[EXERCISE REQUIREMENTS]
Gather every line from the entries below that includes "content".

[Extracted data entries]
○ ○ ○

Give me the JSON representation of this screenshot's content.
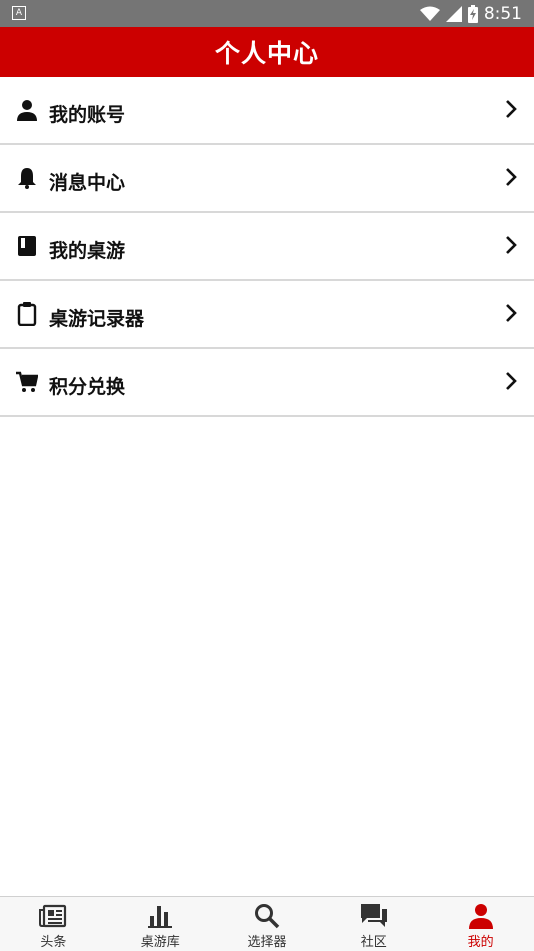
{
  "status_bar": {
    "left_badge": "A",
    "time": "8:51",
    "icons": [
      "wifi-icon",
      "cell-signal-icon",
      "battery-charging-icon"
    ]
  },
  "header": {
    "title": "个人中心",
    "background_color": "#cc0000"
  },
  "menu": {
    "items": [
      {
        "label": "我的账号",
        "icon": "person-icon"
      },
      {
        "label": "消息中心",
        "icon": "bell-icon"
      },
      {
        "label": "我的桌游",
        "icon": "book-icon"
      },
      {
        "label": "桌游记录器",
        "icon": "clipboard-icon"
      },
      {
        "label": "积分兑换",
        "icon": "cart-icon"
      }
    ]
  },
  "bottom_nav": {
    "active_color": "#cc0000",
    "items": [
      {
        "label": "头条",
        "icon": "newspaper-icon"
      },
      {
        "label": "桌游库",
        "icon": "bar-chart-icon"
      },
      {
        "label": "选择器",
        "icon": "search-icon"
      },
      {
        "label": "社区",
        "icon": "chat-icon"
      },
      {
        "label": "我的",
        "icon": "person-icon",
        "active": true
      }
    ]
  }
}
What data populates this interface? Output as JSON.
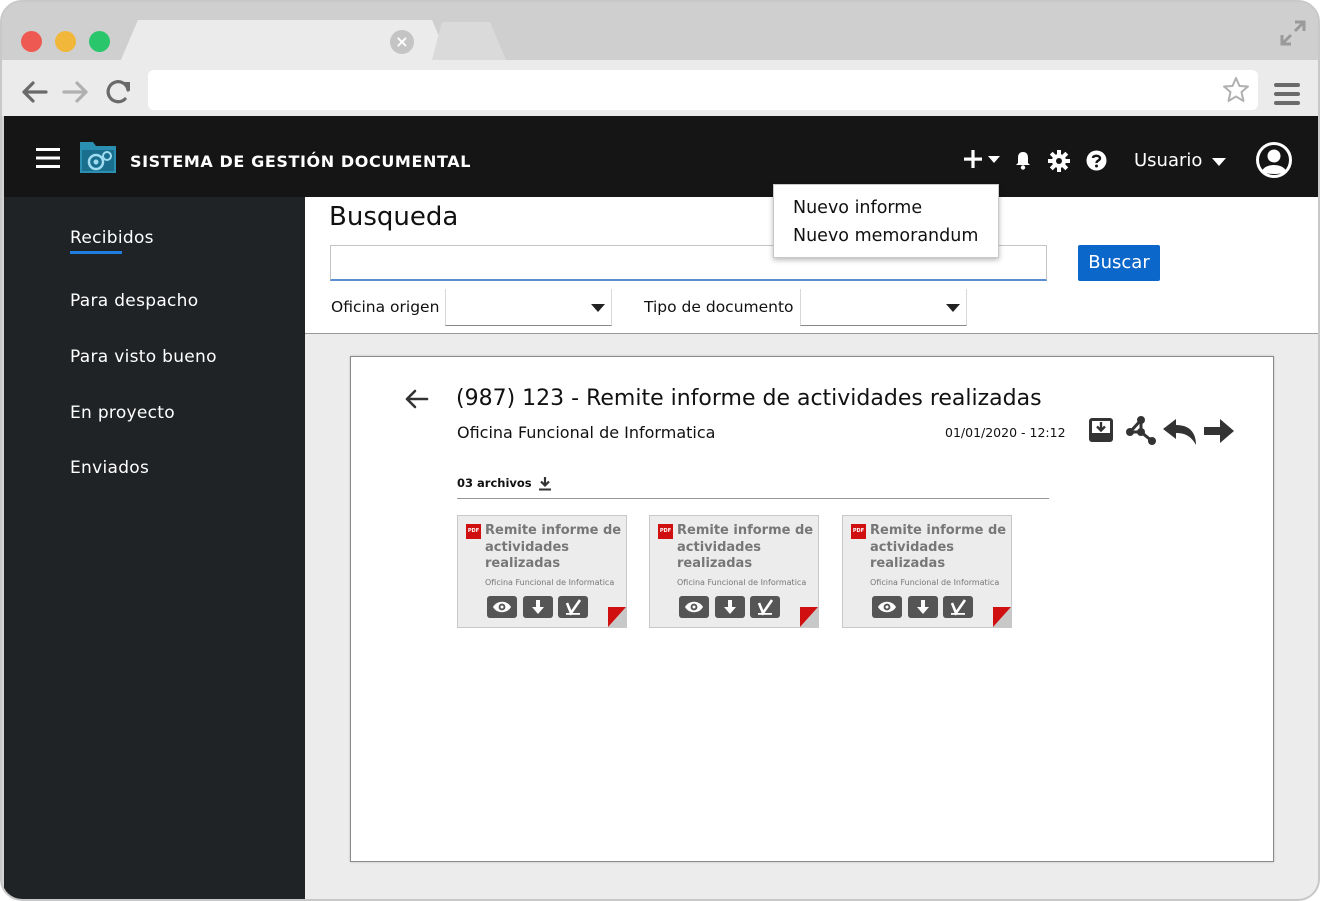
{
  "browser": {
    "tab_close": "×",
    "url": ""
  },
  "app": {
    "brand": "SISTEMA DE GESTIÓN DOCUMENTAL",
    "user_label": "Usuario"
  },
  "new_menu": {
    "items": [
      "Nuevo informe",
      "Nuevo memorandum"
    ]
  },
  "sidebar": {
    "items": [
      {
        "label": "Recibidos",
        "active": true
      },
      {
        "label": "Para despacho"
      },
      {
        "label": "Para visto bueno"
      },
      {
        "label": "En proyecto"
      },
      {
        "label": "Enviados"
      }
    ]
  },
  "search": {
    "title": "Busqueda",
    "value": "",
    "button": "Buscar",
    "filters": [
      {
        "label": "Oficina origen",
        "value": ""
      },
      {
        "label": "Tipo de documento",
        "value": ""
      }
    ]
  },
  "document": {
    "title": "(987) 123 - Remite informe de actividades realizadas",
    "office": "Oficina Funcional de Informatica",
    "datetime": "01/01/2020 - 12:12",
    "files_label": "03 archivos",
    "files": [
      {
        "badge": "PDF",
        "title": "Remite informe de actividades realizadas",
        "office": "Oficina Funcional de Informatica"
      },
      {
        "badge": "PDF",
        "title": "Remite informe de actividades realizadas",
        "office": "Oficina Funcional de Informatica"
      },
      {
        "badge": "PDF",
        "title": "Remite informe de actividades realizadas",
        "office": "Oficina Funcional de Informatica"
      }
    ]
  },
  "colors": {
    "header_bg": "#151515",
    "sidebar_bg": "#202326",
    "accent": "#0b67c9",
    "pdf_red": "#d01010"
  }
}
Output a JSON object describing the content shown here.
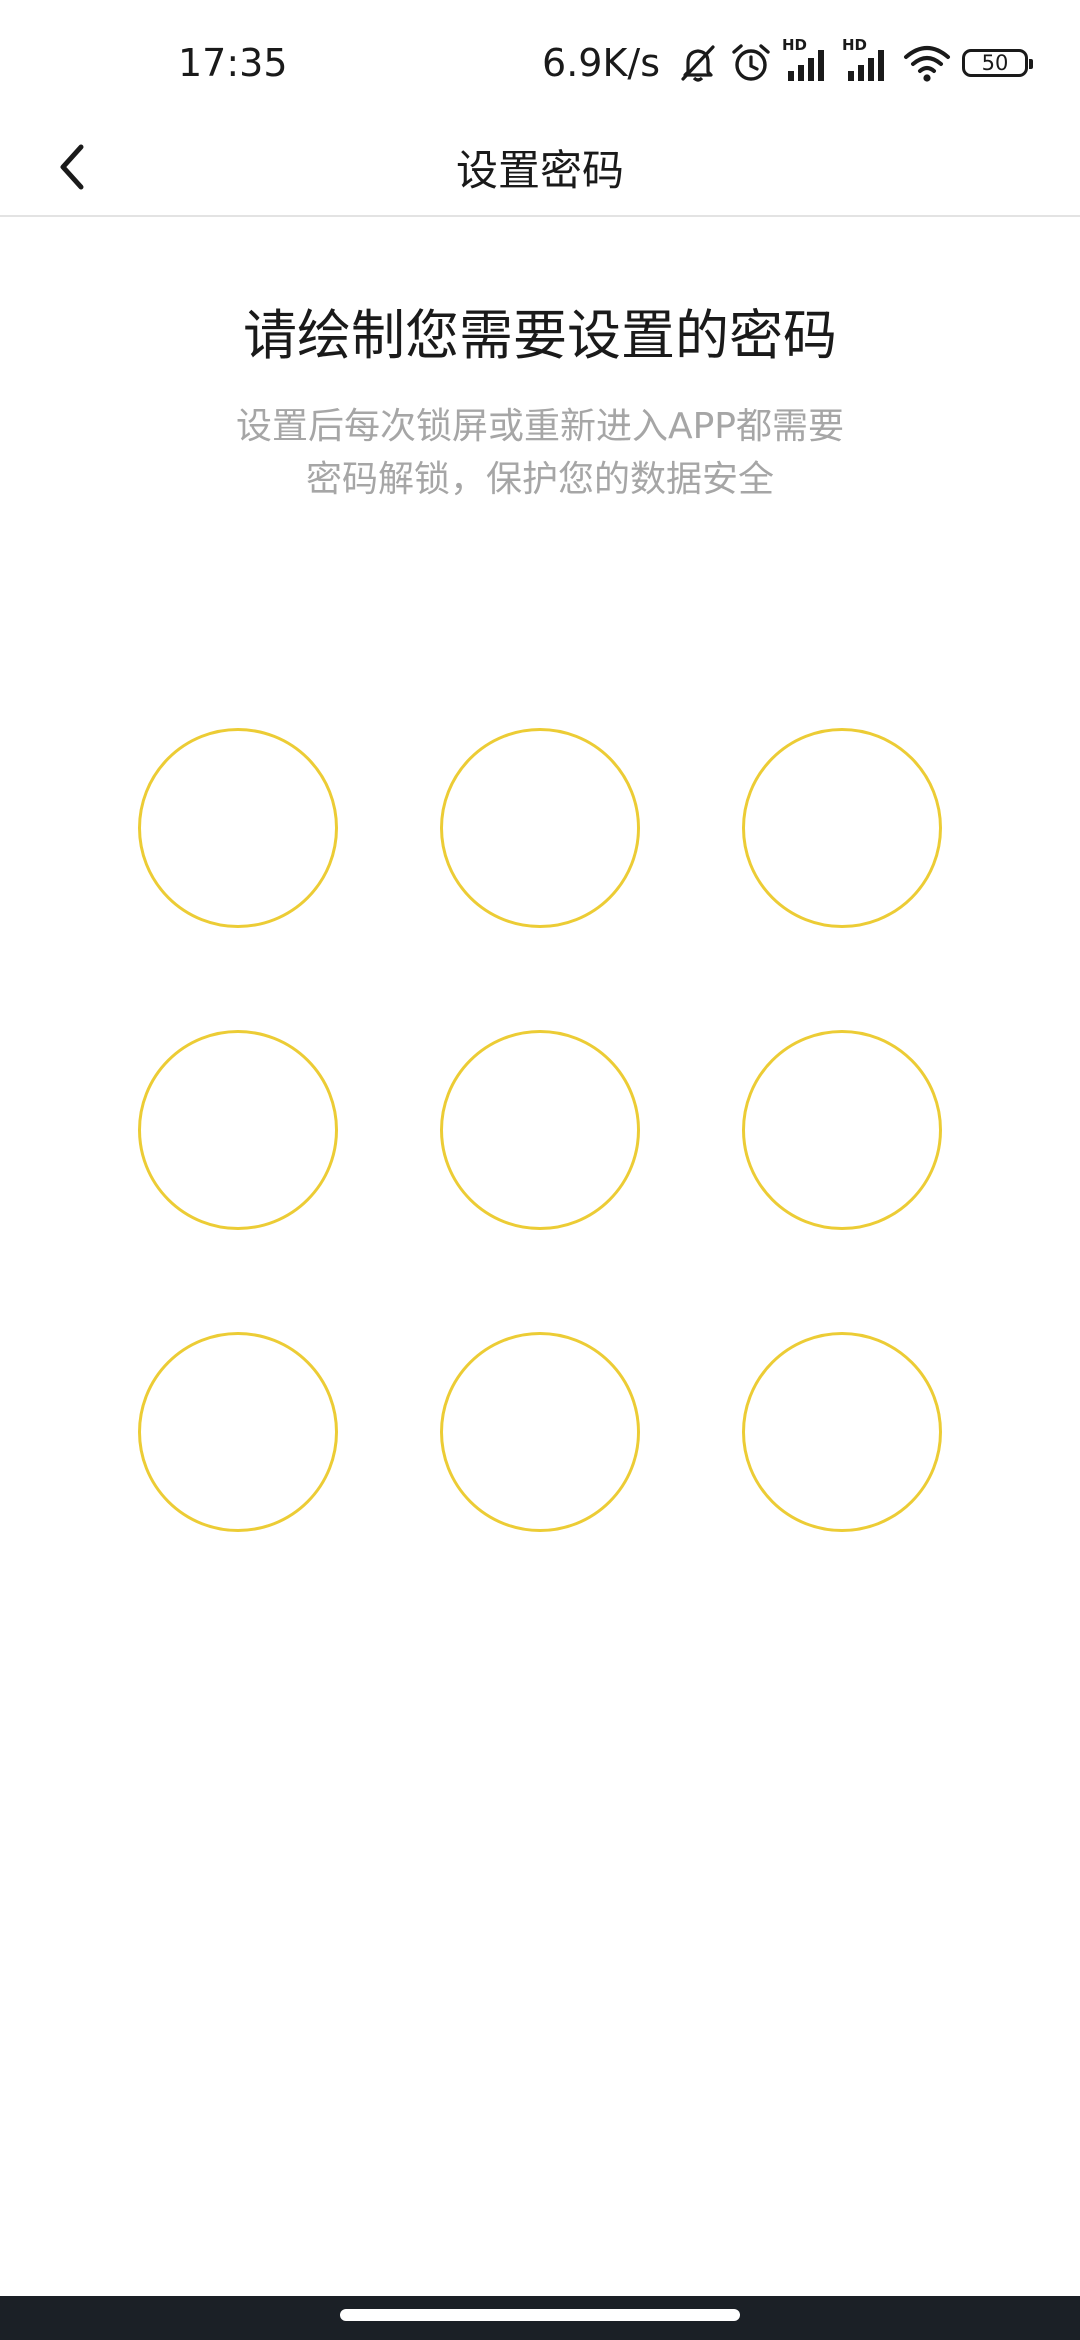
{
  "status_bar": {
    "time": "17:35",
    "net_speed": "6.9K/s",
    "battery": "50",
    "signal_1_label": "HD",
    "signal_2_label": "HD",
    "icons": [
      "mute-bell-icon",
      "alarm-icon",
      "signal-icon",
      "signal-icon",
      "wifi-icon",
      "battery-icon"
    ]
  },
  "nav": {
    "title": "设置密码",
    "back_icon": "chevron-left-icon"
  },
  "content": {
    "heading": "请绘制您需要设置的密码",
    "subtitle_line1": "设置后每次锁屏或重新进入APP都需要",
    "subtitle_line2": "密码解锁，保护您的数据安全"
  },
  "pattern": {
    "rows": 3,
    "cols": 3,
    "ring_color": "#eccc35"
  },
  "colors": {
    "accent": "#eccc35",
    "subtitle": "#a6a6a6",
    "text": "#1a1a1a"
  }
}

○ ○ ○

[OUTPUT FOR THIS TASK]
Give me the JSON representation of this screenshot's content.
Output a JSON object describing the content shown here.
  "content": {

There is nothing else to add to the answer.